▶ **Job**:
Extract the listing in its entirety, keeping each line identical to the original.

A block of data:
* START *

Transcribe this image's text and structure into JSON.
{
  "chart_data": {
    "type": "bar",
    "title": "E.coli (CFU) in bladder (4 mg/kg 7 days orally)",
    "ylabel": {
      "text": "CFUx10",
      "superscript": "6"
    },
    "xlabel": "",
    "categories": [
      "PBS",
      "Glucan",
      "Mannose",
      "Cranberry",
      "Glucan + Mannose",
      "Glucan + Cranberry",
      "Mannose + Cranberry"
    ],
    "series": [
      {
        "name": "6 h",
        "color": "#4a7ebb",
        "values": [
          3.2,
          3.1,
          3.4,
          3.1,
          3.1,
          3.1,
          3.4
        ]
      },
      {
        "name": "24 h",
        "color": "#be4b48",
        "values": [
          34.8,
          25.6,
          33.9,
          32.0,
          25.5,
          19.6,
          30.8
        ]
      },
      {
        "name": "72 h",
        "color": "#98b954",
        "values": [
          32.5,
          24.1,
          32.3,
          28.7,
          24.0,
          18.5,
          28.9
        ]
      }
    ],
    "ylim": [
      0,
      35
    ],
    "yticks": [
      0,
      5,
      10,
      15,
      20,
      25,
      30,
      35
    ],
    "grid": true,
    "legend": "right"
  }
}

* END *

▶ **Result of the task**:
Transcribe this image's text and structure into JSON.
{
  "chart_data": {
    "type": "bar",
    "title": "E.coli (CFU) in bladder (4 mg/kg 7 days orally)",
    "ylabel": {
      "text": "CFUx10",
      "superscript": "6"
    },
    "xlabel": "",
    "categories": [
      "PBS",
      "Glucan",
      "Mannose",
      "Cranberry",
      "Glucan + Mannose",
      "Glucan + Cranberry",
      "Mannose + Cranberry"
    ],
    "series": [
      {
        "name": "6 h",
        "color": "#4a7ebb",
        "values": [
          3.2,
          3.1,
          3.4,
          3.1,
          3.1,
          3.1,
          3.4
        ]
      },
      {
        "name": "24 h",
        "color": "#be4b48",
        "values": [
          34.8,
          25.6,
          33.9,
          32.0,
          25.5,
          19.6,
          30.8
        ]
      },
      {
        "name": "72 h",
        "color": "#98b954",
        "values": [
          32.5,
          24.1,
          32.3,
          28.7,
          24.0,
          18.5,
          28.9
        ]
      }
    ],
    "ylim": [
      0,
      35
    ],
    "yticks": [
      0,
      5,
      10,
      15,
      20,
      25,
      30,
      35
    ],
    "grid": true,
    "legend": "right"
  }
}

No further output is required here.